Problem to solve: In the entries that follow, find the word "meno" and report each line it is on.

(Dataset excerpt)
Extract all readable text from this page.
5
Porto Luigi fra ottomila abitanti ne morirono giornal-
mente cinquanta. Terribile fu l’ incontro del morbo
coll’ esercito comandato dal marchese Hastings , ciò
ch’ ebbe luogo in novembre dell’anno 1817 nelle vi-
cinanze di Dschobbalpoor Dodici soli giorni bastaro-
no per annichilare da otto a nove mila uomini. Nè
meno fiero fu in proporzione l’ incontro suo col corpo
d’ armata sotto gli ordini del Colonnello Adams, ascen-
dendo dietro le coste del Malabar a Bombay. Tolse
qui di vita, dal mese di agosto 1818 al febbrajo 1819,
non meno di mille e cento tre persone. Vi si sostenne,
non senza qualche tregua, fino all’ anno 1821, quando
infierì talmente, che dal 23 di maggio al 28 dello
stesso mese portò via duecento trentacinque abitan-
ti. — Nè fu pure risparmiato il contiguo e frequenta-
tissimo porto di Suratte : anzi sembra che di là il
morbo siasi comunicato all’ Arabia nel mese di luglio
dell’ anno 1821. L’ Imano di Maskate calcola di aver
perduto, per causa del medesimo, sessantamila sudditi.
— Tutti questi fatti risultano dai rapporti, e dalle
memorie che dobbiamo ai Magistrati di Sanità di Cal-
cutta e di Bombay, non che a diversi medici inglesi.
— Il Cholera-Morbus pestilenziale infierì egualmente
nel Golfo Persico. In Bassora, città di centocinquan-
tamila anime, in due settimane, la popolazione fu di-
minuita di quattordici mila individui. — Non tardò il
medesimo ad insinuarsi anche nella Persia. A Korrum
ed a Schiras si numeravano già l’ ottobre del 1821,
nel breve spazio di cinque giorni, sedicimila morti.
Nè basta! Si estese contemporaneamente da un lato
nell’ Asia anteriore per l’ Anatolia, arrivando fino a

==

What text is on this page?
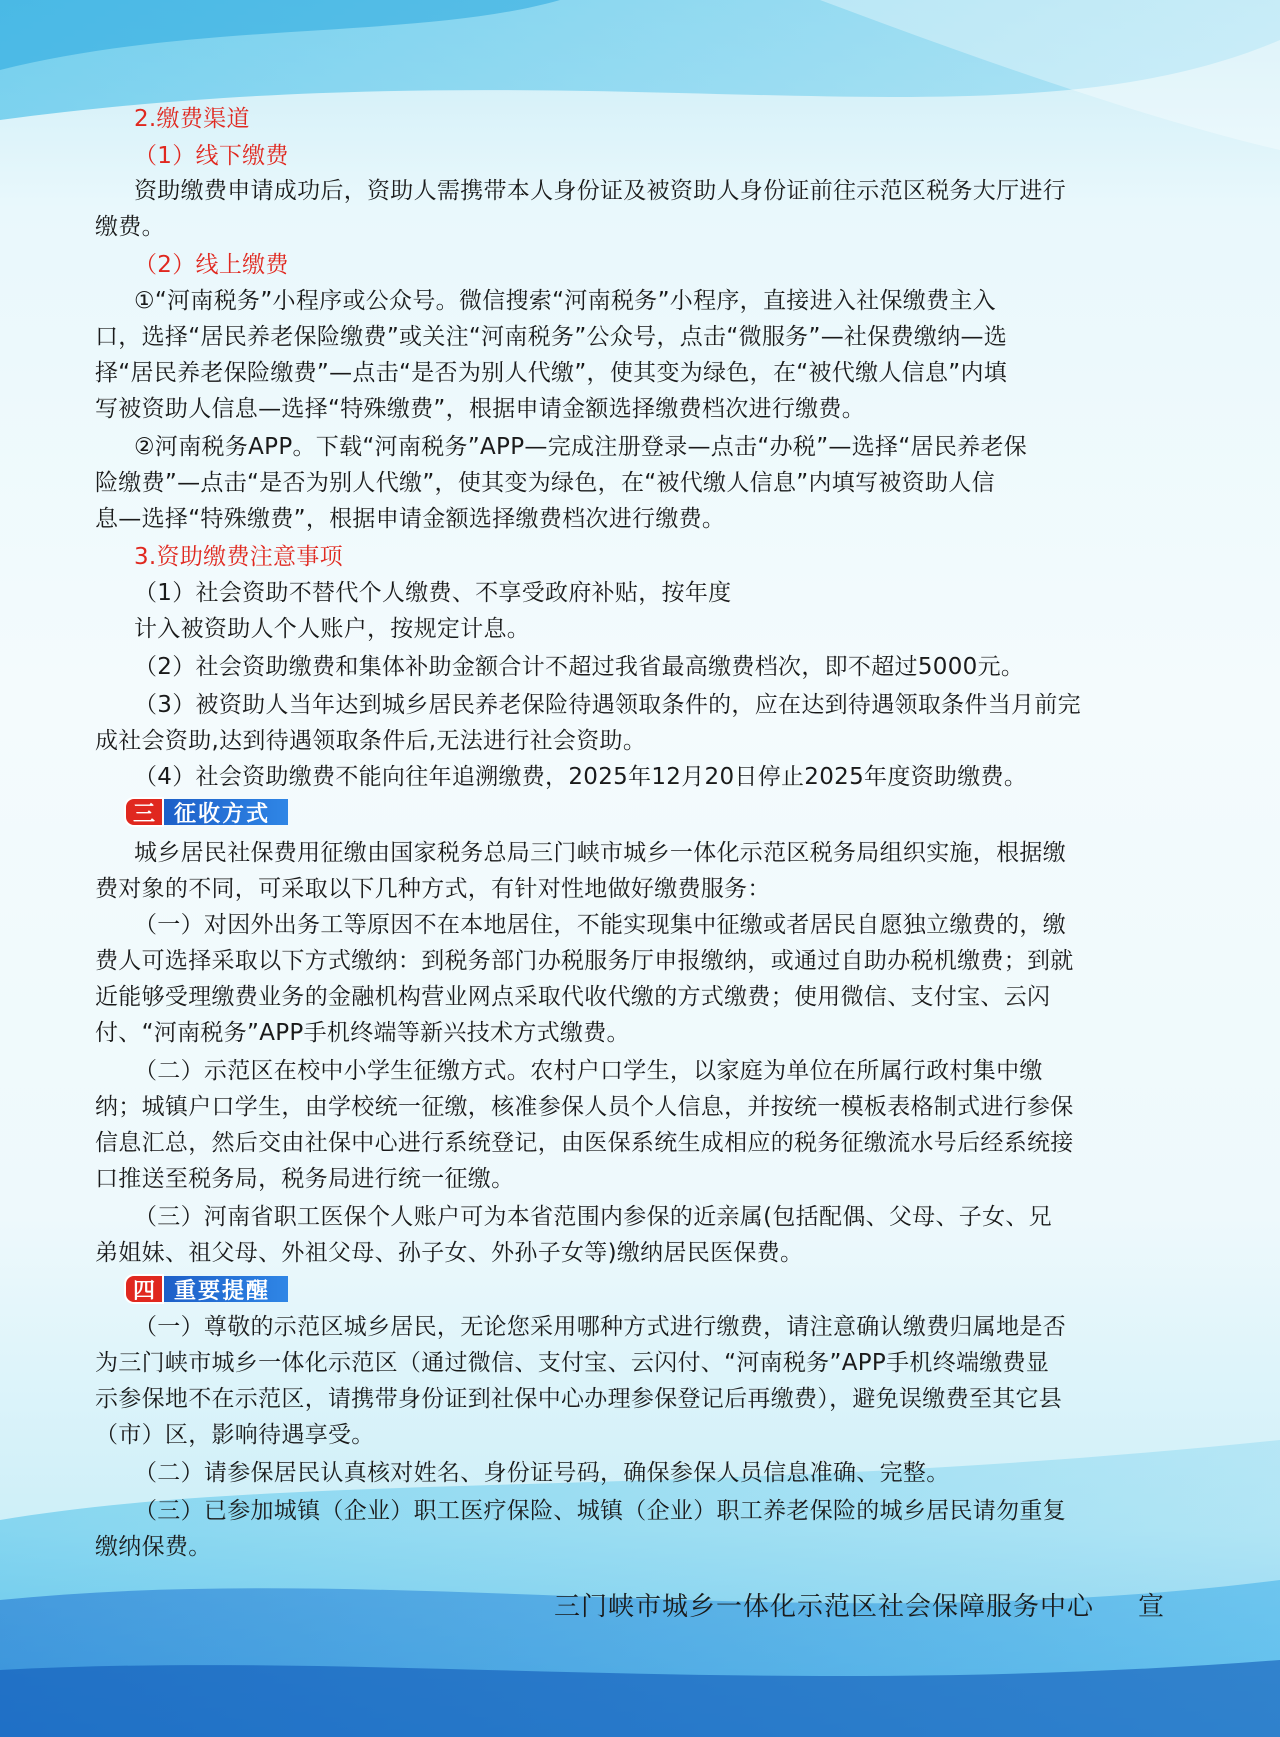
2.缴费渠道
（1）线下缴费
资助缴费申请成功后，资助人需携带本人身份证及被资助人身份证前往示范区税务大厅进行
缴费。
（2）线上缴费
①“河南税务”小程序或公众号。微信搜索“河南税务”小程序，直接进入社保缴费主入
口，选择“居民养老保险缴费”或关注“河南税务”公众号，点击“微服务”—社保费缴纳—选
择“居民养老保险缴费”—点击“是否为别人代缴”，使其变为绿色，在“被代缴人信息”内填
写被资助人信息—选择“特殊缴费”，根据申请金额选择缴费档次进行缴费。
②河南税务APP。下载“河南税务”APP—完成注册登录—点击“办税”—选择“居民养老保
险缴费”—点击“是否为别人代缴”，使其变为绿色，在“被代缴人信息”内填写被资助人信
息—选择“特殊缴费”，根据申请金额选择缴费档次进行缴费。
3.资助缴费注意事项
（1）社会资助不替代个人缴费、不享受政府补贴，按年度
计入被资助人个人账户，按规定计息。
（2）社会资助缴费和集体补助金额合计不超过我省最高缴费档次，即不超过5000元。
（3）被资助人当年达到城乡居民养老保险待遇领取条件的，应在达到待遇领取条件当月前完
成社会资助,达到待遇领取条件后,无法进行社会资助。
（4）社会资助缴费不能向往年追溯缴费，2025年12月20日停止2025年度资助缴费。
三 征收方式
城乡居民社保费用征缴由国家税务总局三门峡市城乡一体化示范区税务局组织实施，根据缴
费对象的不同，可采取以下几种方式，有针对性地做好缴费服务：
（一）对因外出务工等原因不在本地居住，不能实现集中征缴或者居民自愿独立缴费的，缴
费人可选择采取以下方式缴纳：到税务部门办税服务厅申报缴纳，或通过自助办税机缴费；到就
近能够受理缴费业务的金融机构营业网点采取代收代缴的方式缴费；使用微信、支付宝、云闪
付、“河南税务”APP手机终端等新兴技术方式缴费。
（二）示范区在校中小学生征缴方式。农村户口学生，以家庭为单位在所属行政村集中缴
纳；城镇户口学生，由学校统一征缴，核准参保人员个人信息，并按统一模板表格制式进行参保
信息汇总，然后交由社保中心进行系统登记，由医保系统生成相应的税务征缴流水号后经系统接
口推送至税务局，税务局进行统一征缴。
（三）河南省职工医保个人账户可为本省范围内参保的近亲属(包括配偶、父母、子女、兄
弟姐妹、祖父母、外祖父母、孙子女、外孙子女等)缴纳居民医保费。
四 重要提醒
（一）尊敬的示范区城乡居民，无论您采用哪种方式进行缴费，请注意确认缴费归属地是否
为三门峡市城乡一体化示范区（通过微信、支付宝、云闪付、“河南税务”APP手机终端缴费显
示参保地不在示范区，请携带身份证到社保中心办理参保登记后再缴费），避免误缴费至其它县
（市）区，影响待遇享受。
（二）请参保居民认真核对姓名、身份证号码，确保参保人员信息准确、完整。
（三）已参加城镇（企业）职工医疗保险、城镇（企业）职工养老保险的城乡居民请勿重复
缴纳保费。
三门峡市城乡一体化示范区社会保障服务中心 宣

Response to this exercise:
meno fiero fu in proporzione l’ incontro suo col corpo
non meno di mille e cento tre persone. Vi si sostenne,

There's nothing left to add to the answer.